WHAT IS NEEDED
Examine the material below. Gather every line in which the string "Arabų" appears.

Figure record extracts:
══════

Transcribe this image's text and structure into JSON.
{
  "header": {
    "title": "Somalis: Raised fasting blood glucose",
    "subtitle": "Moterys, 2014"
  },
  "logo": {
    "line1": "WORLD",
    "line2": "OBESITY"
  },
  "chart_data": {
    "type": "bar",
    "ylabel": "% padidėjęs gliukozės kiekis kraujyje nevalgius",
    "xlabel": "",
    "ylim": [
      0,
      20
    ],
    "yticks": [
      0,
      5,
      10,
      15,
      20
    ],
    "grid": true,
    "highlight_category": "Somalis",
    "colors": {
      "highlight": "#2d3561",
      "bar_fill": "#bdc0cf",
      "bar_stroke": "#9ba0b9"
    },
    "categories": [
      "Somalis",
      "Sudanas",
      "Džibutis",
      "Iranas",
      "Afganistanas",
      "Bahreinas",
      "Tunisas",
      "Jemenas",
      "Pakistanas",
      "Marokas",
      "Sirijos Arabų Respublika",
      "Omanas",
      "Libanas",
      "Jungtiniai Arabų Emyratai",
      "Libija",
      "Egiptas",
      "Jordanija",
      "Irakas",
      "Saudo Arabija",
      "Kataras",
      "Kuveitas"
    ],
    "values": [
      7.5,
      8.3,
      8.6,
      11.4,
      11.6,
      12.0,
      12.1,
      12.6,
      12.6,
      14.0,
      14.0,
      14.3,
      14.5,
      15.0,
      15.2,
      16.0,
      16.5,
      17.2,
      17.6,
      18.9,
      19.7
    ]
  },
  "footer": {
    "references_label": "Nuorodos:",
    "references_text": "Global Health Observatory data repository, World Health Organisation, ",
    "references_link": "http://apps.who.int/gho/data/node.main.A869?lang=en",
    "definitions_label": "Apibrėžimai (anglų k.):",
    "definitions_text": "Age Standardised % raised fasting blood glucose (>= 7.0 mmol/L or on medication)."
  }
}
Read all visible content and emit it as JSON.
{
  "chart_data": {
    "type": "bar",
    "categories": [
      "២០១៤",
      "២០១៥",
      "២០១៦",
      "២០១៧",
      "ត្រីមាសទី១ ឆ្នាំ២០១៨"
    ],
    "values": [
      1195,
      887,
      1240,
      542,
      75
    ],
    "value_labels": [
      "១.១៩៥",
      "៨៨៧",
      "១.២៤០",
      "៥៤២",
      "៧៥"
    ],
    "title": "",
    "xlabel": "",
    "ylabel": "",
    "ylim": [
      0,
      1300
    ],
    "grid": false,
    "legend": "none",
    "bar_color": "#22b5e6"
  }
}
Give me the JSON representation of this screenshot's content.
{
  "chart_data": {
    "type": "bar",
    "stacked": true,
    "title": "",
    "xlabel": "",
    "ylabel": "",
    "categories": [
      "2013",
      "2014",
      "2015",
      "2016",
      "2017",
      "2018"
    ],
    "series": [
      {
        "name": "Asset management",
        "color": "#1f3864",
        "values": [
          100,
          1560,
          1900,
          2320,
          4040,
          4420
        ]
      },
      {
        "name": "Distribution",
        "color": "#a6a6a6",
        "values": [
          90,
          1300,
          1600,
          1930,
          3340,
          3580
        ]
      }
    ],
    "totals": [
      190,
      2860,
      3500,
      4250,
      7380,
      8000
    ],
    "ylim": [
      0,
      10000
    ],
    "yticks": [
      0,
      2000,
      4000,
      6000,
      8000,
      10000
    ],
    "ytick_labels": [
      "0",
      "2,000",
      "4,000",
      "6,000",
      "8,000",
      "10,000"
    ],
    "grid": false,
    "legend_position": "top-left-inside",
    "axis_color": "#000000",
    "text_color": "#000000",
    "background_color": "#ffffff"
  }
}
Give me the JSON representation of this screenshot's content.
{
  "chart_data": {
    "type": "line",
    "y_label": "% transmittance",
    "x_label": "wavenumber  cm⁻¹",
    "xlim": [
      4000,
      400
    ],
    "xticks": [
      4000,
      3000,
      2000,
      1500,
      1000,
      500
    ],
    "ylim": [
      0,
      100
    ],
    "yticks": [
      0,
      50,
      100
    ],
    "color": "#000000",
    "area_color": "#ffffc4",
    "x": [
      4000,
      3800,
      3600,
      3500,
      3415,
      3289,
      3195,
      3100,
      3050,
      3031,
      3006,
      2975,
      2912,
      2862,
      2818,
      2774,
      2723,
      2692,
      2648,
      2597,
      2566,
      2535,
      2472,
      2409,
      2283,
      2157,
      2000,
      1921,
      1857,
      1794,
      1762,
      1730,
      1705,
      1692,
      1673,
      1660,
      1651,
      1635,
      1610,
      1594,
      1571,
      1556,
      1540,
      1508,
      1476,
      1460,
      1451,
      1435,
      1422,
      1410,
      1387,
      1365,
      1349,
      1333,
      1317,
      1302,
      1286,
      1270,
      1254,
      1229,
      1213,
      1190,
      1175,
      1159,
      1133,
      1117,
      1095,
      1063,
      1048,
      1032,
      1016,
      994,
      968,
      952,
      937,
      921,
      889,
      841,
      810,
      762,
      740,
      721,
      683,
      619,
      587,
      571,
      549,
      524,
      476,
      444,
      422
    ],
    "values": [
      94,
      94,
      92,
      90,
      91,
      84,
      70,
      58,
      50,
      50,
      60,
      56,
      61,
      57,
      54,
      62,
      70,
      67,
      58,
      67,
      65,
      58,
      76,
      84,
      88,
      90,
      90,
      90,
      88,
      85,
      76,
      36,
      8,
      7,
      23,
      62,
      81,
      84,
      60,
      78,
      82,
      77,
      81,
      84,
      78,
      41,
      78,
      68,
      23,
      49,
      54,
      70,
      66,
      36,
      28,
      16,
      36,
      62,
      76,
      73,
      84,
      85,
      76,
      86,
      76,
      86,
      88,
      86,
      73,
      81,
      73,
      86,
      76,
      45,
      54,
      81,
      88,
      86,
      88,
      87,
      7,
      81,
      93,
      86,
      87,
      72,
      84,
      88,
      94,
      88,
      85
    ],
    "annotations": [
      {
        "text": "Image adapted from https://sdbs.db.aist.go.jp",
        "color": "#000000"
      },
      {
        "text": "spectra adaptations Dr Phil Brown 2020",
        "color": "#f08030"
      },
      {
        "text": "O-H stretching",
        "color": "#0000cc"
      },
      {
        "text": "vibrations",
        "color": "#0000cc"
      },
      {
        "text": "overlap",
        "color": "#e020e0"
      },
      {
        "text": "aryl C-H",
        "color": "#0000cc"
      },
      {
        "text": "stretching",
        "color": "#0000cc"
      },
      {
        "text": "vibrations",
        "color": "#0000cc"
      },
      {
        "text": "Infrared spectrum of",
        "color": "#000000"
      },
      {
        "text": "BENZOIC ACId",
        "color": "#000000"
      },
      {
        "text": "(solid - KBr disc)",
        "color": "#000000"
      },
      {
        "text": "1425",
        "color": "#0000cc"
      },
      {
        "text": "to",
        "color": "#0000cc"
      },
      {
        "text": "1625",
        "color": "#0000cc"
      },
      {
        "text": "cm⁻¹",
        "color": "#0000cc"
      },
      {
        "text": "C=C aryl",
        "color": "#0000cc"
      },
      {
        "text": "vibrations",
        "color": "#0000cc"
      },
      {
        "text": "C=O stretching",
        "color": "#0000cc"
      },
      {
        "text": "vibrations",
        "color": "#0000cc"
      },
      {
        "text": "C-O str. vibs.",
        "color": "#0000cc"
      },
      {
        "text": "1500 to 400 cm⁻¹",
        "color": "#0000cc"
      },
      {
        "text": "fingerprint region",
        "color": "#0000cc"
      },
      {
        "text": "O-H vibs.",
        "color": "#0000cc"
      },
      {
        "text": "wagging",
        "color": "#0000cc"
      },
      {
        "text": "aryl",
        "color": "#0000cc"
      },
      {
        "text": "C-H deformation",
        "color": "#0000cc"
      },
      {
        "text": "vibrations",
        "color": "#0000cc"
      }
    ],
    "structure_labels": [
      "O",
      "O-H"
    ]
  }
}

══════

RESULT OF THIS TASK
      "Sirijos Arabų Respublika",
      "Jungtiniai Arabų Emyratai",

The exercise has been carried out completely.